- _Requirements_
Give only the number of lines where "means" occurs.

[Extracted records]
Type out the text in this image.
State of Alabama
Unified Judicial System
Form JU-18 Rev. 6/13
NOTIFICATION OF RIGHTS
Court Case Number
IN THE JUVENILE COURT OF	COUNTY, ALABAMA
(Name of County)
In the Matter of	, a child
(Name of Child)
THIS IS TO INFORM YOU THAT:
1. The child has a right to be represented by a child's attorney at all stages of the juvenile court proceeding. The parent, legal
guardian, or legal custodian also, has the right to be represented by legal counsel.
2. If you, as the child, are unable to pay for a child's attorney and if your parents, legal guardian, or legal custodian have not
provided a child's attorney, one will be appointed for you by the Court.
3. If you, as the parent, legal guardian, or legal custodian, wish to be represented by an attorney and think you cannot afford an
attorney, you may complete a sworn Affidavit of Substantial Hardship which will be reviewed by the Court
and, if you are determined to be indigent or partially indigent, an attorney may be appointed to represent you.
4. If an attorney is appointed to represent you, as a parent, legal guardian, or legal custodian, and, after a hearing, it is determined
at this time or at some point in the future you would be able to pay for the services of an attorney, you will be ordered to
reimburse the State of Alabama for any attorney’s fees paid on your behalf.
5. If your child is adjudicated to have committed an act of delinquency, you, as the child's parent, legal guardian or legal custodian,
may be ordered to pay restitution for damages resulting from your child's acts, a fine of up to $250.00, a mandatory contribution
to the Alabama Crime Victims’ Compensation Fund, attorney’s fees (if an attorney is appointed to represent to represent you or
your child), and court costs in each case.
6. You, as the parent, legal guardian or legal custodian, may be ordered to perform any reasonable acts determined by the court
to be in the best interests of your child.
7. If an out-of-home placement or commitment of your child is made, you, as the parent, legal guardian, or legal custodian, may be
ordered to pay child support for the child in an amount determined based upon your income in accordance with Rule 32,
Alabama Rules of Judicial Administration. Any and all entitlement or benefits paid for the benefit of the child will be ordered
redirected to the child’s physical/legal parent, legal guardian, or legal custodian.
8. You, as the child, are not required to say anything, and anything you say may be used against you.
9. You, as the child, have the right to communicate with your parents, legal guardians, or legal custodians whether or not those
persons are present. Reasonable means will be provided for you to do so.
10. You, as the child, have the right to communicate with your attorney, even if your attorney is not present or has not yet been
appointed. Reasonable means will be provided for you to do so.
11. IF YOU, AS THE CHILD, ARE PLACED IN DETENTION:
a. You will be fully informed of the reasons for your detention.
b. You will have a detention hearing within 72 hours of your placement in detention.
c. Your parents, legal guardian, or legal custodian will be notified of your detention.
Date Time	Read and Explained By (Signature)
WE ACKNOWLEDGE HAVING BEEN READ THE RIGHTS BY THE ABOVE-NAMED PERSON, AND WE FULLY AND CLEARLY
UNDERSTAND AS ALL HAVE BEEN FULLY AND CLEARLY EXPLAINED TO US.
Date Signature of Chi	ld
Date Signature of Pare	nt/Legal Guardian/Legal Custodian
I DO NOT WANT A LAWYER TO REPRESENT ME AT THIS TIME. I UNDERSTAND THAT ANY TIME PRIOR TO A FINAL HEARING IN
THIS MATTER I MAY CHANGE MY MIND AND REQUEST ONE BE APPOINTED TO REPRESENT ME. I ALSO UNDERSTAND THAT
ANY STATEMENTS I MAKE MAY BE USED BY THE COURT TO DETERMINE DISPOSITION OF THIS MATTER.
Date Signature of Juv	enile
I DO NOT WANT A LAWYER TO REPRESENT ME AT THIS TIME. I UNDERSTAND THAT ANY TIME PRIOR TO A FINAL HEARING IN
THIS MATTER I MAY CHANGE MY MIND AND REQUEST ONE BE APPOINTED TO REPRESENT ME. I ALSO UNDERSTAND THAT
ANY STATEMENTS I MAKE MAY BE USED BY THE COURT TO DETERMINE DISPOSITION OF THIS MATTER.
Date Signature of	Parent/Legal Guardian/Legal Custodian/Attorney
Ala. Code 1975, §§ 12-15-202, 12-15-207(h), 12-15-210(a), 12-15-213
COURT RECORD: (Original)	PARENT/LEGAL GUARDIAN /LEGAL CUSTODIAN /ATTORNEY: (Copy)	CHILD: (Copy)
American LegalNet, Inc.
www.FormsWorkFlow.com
* * *
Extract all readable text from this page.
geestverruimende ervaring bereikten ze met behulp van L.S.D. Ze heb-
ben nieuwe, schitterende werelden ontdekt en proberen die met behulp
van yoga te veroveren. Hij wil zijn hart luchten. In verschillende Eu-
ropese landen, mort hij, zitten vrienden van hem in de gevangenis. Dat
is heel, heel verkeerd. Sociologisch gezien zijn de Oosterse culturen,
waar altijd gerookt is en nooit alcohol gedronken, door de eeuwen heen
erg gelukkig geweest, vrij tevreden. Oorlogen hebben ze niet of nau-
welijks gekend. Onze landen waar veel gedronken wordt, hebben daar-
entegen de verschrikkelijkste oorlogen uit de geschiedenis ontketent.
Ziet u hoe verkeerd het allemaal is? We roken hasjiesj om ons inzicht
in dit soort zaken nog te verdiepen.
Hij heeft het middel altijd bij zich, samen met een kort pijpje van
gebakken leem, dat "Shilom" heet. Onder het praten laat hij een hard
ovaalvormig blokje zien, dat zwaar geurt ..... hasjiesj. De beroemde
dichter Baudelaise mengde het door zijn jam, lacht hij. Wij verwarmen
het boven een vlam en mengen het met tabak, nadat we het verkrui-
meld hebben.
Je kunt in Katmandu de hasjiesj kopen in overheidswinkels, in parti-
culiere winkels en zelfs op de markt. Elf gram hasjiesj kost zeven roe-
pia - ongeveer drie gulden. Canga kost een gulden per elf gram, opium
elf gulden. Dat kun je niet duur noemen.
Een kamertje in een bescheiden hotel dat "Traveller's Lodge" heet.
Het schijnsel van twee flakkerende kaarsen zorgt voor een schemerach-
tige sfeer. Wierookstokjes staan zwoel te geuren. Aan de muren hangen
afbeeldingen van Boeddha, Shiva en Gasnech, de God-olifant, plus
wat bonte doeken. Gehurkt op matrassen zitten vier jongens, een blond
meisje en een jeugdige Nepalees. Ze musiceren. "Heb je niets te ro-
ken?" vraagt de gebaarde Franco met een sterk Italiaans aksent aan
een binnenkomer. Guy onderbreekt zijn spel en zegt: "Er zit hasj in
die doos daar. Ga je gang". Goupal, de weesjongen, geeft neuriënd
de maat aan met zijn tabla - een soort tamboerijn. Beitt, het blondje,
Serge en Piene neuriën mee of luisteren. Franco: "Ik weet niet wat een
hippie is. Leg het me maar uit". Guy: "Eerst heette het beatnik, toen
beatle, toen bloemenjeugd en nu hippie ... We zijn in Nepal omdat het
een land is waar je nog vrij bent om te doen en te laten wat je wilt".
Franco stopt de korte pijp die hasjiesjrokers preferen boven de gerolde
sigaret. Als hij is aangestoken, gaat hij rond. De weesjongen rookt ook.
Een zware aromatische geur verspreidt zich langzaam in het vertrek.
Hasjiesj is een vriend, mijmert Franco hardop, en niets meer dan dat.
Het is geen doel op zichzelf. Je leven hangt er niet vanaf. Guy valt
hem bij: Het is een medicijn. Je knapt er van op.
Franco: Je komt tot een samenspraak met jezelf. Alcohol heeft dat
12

- _Answer in full_
2